> Instructions to follow
Gather every line from the entries below that includes "input".

==== Supplied records ====

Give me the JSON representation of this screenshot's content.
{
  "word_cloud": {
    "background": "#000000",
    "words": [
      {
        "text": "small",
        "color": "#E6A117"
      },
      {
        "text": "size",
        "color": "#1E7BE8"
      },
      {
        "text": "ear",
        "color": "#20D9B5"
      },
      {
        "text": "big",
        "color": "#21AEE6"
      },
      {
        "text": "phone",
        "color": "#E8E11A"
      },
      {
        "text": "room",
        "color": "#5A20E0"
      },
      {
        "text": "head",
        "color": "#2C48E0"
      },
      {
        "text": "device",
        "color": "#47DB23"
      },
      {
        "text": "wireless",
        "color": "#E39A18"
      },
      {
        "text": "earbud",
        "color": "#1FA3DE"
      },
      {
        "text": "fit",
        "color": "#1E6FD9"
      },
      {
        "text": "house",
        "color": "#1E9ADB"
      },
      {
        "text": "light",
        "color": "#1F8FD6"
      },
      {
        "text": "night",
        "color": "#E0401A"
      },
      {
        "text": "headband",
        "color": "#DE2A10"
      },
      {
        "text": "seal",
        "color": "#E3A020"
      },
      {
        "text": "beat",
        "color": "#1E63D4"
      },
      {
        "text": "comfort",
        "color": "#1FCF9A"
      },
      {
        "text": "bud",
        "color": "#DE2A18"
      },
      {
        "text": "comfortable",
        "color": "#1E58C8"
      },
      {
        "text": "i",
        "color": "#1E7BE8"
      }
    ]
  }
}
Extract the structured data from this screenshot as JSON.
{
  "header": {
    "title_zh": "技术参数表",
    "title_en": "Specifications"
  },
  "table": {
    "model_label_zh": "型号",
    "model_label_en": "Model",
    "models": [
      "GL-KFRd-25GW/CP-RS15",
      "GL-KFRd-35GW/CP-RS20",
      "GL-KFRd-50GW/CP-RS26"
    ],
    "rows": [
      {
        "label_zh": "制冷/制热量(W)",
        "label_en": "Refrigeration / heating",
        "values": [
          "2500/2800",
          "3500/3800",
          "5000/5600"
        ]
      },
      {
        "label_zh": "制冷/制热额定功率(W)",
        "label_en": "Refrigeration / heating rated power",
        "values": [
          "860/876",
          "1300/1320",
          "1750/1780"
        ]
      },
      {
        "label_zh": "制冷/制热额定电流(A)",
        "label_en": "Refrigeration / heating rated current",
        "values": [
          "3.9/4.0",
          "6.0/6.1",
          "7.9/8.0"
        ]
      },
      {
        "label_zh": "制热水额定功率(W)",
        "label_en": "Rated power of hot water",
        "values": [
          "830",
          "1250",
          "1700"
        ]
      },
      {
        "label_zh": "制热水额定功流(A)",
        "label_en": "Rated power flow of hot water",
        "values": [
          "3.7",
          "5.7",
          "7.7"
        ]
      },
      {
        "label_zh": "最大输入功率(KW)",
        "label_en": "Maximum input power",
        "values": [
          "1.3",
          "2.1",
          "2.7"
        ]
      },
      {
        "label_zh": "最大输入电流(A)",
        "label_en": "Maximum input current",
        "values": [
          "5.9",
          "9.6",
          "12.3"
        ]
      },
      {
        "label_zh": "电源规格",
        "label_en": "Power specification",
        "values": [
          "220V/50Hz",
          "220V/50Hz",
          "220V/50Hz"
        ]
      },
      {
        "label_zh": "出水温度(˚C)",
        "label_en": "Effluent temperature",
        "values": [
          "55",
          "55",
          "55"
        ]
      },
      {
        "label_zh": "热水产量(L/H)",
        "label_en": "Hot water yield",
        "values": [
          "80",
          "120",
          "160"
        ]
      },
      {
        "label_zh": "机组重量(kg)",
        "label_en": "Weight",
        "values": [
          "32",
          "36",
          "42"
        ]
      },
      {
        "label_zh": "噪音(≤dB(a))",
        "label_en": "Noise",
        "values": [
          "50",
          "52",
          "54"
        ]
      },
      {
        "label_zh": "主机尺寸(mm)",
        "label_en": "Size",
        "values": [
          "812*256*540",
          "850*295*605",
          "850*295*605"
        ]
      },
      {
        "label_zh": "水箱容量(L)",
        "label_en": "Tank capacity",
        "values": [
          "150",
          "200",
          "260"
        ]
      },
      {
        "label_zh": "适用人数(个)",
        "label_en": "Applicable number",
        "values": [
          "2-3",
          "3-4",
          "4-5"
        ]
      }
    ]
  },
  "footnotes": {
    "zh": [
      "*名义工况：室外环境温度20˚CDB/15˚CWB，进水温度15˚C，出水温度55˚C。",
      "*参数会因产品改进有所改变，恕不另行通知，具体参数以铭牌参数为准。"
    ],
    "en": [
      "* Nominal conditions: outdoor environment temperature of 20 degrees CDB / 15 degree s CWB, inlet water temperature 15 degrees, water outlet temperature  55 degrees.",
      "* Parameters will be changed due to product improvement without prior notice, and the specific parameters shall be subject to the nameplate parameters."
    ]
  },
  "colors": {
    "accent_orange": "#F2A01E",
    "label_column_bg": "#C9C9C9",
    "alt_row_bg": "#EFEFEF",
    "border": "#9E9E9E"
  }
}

====

> Expected answer
        "label_en": "Maximum input power",
        "label_en": "Maximum input current",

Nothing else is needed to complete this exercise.